My First Casemod
Being as bored as I am I decided to pull out an old Pentium 1 and play with it. I really liked the old P1 cases because they were small and even had an led display to tell you what frequency the processor is running at (ooo 133MHz!!). After tinkering for about half an hour I got bored again because it was just so damn slow! I realized that this was just too awesome of a case to ignore and considering that I just built a P2 machine a couple days before it was the perfect opportunity to do something neat.
I started by making sure the motherboard fit in the old P1 chassis and luckily it did with about 1cm of extra space on the top. Then came the fun part, cutting off the bracket that held the power supply and the old keyboard hole to the frame with a grinder (50 times faster than a dremel).

==*==

Prompt 1 ▸
Answer these questions about the casemod write-up:
(a) What frequency does the old case's LED display show?
(b) How much extra space was left at the top once the motherboard was in the P1 chassis?
(c) What tool was used to cut off the power supply bracket?
Prompt 2 ▸
Can you write the next part of the casemod write-up, picking up right after its last sentence?

Information supplied ▸

==*==

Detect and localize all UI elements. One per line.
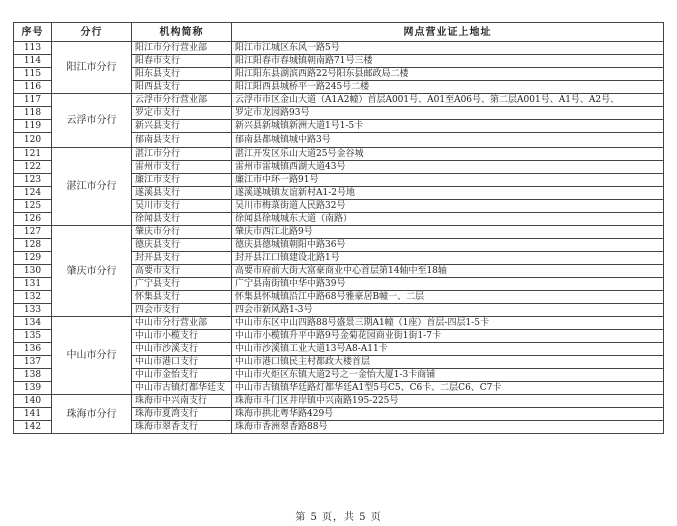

==*==

Written reply 1 ▸
(a) 133MHz
(b) About 1cm
(c) A grinder

Written reply 2 ▸
Then I mounted the power supply at the front of the pc because there was no space at the back and I cut off it's mounting bracket. The power supply's input plug was re-located to the back of the pc were it should be, then I ran a wire through the case (the thick black one) to the power supply. If you notice, the metal plate that the power supply's input plug is mounted on is actually from another old, dead supply. A hole was made in that plate to get access to the usb plugs and the ps/2 inputs (they're the only ones I need).
At first I didn't add a fan hoping that it wouldn't overheat, also because the P1 case wasn't made to have a fan and I like quiet PCs. But it ended up getting up to 70 degrees (Celsius) while running a test loop so I ended up installing a fan right above the pci cards and it dropped the temperature on average about 12 degrees! In the picture you may notice that black box on top of the case which is my usb sound card made out of an old socom PS2 headset. It has surprisingly good playback and recording capabilities and it was also my only choice as the isa cards I had didn't seem to work.
The Front Panel
The main reason I wanted to keep this case was because of the cool looking front panel. The led display was turned upside down and I made it display 451 which is the actual speed (in MHz reported by dmesg) of the Pentium 2 that's in there now. The turbo button just turns on and off the turbo led, I didn't have much imagination for that one...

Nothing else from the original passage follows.